(Dataset records)
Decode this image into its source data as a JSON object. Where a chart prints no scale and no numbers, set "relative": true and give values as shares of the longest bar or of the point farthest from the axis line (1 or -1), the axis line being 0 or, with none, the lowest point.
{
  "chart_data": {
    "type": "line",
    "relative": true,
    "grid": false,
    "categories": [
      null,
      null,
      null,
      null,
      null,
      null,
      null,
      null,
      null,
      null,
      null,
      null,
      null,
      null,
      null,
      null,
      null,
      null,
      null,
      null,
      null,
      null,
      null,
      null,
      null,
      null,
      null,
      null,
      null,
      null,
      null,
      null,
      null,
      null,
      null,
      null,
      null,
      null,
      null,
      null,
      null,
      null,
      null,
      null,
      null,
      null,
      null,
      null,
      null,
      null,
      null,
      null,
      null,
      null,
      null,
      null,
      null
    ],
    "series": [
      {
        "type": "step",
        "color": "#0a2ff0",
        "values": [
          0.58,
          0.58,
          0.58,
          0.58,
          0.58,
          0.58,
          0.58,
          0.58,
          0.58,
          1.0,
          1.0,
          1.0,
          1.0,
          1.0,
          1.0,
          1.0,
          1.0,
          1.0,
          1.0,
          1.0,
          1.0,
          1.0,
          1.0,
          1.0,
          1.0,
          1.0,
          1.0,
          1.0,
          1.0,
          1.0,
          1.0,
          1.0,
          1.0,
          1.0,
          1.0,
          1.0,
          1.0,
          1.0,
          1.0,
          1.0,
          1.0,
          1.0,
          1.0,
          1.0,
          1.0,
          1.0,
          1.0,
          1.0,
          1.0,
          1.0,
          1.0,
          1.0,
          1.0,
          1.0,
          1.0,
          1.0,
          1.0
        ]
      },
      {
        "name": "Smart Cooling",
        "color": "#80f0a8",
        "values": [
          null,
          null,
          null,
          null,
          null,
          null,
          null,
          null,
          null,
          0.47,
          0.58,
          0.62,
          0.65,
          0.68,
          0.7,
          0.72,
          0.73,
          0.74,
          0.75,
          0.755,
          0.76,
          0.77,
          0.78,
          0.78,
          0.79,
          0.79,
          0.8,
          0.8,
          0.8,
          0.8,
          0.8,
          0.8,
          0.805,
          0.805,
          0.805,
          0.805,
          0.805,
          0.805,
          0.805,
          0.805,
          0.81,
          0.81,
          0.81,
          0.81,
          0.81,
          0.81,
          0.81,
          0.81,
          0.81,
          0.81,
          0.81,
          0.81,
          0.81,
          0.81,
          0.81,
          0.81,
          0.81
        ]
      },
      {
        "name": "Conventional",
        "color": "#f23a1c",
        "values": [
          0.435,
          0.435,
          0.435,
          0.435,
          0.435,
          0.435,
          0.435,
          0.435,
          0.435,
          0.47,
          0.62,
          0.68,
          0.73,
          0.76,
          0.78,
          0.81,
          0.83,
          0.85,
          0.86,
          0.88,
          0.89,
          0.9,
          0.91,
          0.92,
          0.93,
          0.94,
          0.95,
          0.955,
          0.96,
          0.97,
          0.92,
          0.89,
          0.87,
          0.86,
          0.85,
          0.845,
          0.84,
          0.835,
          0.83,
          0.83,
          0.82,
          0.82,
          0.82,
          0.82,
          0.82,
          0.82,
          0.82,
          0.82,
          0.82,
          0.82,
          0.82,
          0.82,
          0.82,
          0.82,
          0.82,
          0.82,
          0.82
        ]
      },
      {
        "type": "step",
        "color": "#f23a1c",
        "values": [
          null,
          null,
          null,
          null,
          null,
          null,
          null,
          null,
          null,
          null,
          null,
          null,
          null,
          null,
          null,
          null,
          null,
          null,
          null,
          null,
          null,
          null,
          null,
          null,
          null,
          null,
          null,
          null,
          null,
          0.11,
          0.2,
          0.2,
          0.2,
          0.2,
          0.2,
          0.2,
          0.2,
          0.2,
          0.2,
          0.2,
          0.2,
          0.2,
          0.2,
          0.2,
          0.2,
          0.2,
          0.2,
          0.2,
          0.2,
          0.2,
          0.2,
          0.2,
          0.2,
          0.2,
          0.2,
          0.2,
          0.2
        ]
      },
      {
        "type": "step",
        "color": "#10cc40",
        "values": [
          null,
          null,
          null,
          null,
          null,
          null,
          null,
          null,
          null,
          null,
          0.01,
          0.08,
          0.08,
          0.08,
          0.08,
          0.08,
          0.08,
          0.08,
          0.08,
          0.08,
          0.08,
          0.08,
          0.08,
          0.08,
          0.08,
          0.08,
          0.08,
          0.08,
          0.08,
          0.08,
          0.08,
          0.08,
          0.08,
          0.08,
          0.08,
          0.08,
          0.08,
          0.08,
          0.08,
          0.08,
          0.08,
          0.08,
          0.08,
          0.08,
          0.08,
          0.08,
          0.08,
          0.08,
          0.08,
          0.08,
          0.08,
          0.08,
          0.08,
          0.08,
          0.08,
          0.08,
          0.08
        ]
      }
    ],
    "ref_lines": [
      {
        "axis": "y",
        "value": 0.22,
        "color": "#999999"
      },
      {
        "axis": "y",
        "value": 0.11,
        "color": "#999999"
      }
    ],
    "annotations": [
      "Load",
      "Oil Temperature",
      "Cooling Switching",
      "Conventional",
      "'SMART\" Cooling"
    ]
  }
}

Task to carry out: Reproduce each entry exactly, leaving out nothing.

Result:
Decode this image into its source data as a JSON object. Where a chart prints no scale and no numbers, set "relative": true and give values as shares of the longest bar or of the point farthest from the axis line (1 or -1), the axis line being 0 or, with none, the lowest point.
{
  "chart_data": {
    "type": "line",
    "relative": true,
    "grid": false,
    "categories": [
      null,
      null,
      null,
      null,
      null,
      null,
      null,
      null,
      null,
      null,
      null,
      null,
      null,
      null,
      null,
      null,
      null,
      null,
      null,
      null,
      null,
      null,
      null,
      null,
      null,
      null,
      null,
      null,
      null,
      null,
      null,
      null,
      null,
      null,
      null,
      null,
      null,
      null,
      null,
      null,
      null,
      null,
      null,
      null,
      null,
      null,
      null,
      null,
      null,
      null,
      null,
      null,
      null,
      null,
      null,
      null,
      null
    ],
    "series": [
      {
        "type": "step",
        "color": "#0a2ff0",
        "values": [
          0.58,
          0.58,
          0.58,
          0.58,
          0.58,
          0.58,
          0.58,
          0.58,
          0.58,
          1.0,
          1.0,
          1.0,
          1.0,
          1.0,
          1.0,
          1.0,
          1.0,
          1.0,
          1.0,
          1.0,
          1.0,
          1.0,
          1.0,
          1.0,
          1.0,
          1.0,
          1.0,
          1.0,
          1.0,
          1.0,
          1.0,
          1.0,
          1.0,
          1.0,
          1.0,
          1.0,
          1.0,
          1.0,
          1.0,
          1.0,
          1.0,
          1.0,
          1.0,
          1.0,
          1.0,
          1.0,
          1.0,
          1.0,
          1.0,
          1.0,
          1.0,
          1.0,
          1.0,
          1.0,
          1.0,
          1.0,
          1.0
        ]
      },
      {
        "name": "Smart Cooling",
        "color": "#80f0a8",
        "values": [
          null,
          null,
          null,
          null,
          null,
          null,
          null,
          null,
          null,
          0.47,
          0.58,
          0.62,
          0.65,
          0.68,
          0.7,
          0.72,
          0.73,
          0.74,
          0.75,
          0.755,
          0.76,
          0.77,
          0.78,
          0.78,
          0.79,
          0.79,
          0.8,
          0.8,
          0.8,
          0.8,
          0.8,
          0.8,
          0.805,
          0.805,
          0.805,
          0.805,
          0.805,
          0.805,
          0.805,
          0.805,
          0.81,
          0.81,
          0.81,
          0.81,
          0.81,
          0.81,
          0.81,
          0.81,
          0.81,
          0.81,
          0.81,
          0.81,
          0.81,
          0.81,
          0.81,
          0.81,
          0.81
        ]
      },
      {
        "name": "Conventional",
        "color": "#f23a1c",
        "values": [
          0.435,
          0.435,
          0.435,
          0.435,
          0.435,
          0.435,
          0.435,
          0.435,
          0.435,
          0.47,
          0.62,
          0.68,
          0.73,
          0.76,
          0.78,
          0.81,
          0.83,
          0.85,
          0.86,
          0.88,
          0.89,
          0.9,
          0.91,
          0.92,
          0.93,
          0.94,
          0.95,
          0.955,
          0.96,
          0.97,
          0.92,
          0.89,
          0.87,
          0.86,
          0.85,
          0.845,
          0.84,
          0.835,
          0.83,
          0.83,
          0.82,
          0.82,
          0.82,
          0.82,
          0.82,
          0.82,
          0.82,
          0.82,
          0.82,
          0.82,
          0.82,
          0.82,
          0.82,
          0.82,
          0.82,
          0.82,
          0.82
        ]
      },
      {
        "type": "step",
        "color": "#f23a1c",
        "values": [
          null,
          null,
          null,
          null,
          null,
          null,
          null,
          null,
          null,
          null,
          null,
          null,
          null,
          null,
          null,
          null,
          null,
          null,
          null,
          null,
          null,
          null,
          null,
          null,
          null,
          null,
          null,
          null,
          null,
          0.11,
          0.2,
          0.2,
          0.2,
          0.2,
          0.2,
          0.2,
          0.2,
          0.2,
          0.2,
          0.2,
          0.2,
          0.2,
          0.2,
          0.2,
          0.2,
          0.2,
          0.2,
          0.2,
          0.2,
          0.2,
          0.2,
          0.2,
          0.2,
          0.2,
          0.2,
          0.2,
          0.2
        ]
      },
      {
        "type": "step",
        "color": "#10cc40",
        "values": [
          null,
          null,
          null,
          null,
          null,
          null,
          null,
          null,
          null,
          null,
          0.01,
          0.08,
          0.08,
          0.08,
          0.08,
          0.08,
          0.08,
          0.08,
          0.08,
          0.08,
          0.08,
          0.08,
          0.08,
          0.08,
          0.08,
          0.08,
          0.08,
          0.08,
          0.08,
          0.08,
          0.08,
          0.08,
          0.08,
          0.08,
          0.08,
          0.08,
          0.08,
          0.08,
          0.08,
          0.08,
          0.08,
          0.08,
          0.08,
          0.08,
          0.08,
          0.08,
          0.08,
          0.08,
          0.08,
          0.08,
          0.08,
          0.08,
          0.08,
          0.08,
          0.08,
          0.08,
          0.08
        ]
      }
    ],
    "ref_lines": [
      {
        "axis": "y",
        "value": 0.22,
        "color": "#999999"
      },
      {
        "axis": "y",
        "value": 0.11,
        "color": "#999999"
      }
    ],
    "annotations": [
      "Load",
      "Oil Temperature",
      "Cooling Switching",
      "Conventional",
      "'SMART\" Cooling"
    ]
  }
}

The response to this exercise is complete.